Work to complete:
Locate each line below containing the string "rotate" and copy it out. Case counts.

Element location data:

## START

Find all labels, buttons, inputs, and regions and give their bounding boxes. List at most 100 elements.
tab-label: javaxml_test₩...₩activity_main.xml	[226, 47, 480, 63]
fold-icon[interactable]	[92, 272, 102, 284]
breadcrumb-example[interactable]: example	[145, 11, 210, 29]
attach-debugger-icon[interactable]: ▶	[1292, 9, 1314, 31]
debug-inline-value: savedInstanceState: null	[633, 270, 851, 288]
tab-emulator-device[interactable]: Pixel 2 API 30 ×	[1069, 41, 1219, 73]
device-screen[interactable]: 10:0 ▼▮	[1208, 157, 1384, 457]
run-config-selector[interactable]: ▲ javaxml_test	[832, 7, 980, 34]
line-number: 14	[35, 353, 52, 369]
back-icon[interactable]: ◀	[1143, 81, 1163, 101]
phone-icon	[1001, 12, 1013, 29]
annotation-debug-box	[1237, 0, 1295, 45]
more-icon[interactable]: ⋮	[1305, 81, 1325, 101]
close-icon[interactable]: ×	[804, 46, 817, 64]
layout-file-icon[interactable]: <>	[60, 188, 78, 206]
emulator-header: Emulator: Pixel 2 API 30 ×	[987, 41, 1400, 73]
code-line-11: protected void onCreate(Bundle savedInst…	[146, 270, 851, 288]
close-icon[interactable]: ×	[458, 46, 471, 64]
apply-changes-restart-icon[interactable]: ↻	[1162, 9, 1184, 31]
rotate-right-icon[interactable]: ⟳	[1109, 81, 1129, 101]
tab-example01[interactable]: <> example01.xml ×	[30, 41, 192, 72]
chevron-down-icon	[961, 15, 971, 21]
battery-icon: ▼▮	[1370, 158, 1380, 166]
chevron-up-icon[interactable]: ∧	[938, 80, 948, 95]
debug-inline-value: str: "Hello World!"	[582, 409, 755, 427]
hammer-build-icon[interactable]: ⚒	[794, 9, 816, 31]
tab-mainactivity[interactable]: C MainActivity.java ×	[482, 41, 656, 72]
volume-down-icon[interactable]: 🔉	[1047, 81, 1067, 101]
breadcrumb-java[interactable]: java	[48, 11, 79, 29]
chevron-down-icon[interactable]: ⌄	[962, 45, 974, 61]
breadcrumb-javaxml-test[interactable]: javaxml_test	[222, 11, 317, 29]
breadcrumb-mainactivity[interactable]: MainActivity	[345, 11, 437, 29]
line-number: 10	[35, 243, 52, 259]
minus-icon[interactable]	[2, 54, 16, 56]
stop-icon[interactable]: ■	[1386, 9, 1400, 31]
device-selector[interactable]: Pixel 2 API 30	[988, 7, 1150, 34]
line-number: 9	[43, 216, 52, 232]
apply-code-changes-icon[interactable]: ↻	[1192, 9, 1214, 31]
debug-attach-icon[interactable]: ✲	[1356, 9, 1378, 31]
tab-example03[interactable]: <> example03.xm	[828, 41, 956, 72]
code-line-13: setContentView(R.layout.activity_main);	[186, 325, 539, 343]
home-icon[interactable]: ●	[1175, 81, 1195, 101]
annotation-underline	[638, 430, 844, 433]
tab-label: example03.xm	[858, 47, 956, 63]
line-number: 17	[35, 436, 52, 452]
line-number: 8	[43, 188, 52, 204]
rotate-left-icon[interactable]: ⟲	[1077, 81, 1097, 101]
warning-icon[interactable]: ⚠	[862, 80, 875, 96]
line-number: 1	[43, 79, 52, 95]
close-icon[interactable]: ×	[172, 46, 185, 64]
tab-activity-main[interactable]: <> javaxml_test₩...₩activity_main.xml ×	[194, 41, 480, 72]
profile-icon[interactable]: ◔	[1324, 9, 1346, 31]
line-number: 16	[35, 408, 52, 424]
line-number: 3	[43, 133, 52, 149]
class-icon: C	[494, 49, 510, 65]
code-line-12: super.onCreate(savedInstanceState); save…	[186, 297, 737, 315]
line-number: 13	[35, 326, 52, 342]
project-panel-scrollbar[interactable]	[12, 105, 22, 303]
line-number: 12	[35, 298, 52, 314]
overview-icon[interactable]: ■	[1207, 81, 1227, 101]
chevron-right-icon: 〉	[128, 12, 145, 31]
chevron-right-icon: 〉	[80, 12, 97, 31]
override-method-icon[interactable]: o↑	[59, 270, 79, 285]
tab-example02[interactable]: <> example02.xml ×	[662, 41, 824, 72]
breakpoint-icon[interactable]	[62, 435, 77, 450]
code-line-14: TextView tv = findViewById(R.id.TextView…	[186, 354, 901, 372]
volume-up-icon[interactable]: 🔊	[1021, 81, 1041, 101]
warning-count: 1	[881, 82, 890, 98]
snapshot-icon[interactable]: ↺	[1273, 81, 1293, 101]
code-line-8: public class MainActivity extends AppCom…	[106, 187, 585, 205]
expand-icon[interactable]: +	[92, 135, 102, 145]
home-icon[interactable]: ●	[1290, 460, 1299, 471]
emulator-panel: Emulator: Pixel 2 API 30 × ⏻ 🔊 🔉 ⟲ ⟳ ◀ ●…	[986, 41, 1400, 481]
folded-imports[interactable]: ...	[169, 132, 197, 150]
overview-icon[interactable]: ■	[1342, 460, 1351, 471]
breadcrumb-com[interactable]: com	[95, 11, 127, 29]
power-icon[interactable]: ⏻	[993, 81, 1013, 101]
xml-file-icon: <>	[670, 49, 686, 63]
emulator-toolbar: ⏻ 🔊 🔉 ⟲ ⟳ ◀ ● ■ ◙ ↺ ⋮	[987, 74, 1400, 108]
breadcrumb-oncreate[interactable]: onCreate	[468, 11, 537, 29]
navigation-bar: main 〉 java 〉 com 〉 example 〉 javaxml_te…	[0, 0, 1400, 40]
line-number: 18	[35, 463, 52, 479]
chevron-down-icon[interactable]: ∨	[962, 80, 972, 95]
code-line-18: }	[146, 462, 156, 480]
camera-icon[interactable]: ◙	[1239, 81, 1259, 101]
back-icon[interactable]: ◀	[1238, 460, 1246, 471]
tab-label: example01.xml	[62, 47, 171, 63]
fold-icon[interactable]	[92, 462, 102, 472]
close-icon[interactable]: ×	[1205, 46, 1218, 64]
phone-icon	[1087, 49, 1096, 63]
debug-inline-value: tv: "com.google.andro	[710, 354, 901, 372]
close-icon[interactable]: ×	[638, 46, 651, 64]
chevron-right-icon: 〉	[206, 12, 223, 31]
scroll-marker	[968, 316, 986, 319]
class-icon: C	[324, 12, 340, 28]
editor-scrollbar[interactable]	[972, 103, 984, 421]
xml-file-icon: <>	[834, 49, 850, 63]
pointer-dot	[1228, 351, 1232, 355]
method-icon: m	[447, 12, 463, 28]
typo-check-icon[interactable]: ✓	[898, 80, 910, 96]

## END

Final result:
rotate-right-icon[interactable]: ⟳	[1109, 81, 1129, 101]
rotate-left-icon[interactable]: ⟲	[1077, 81, 1097, 101]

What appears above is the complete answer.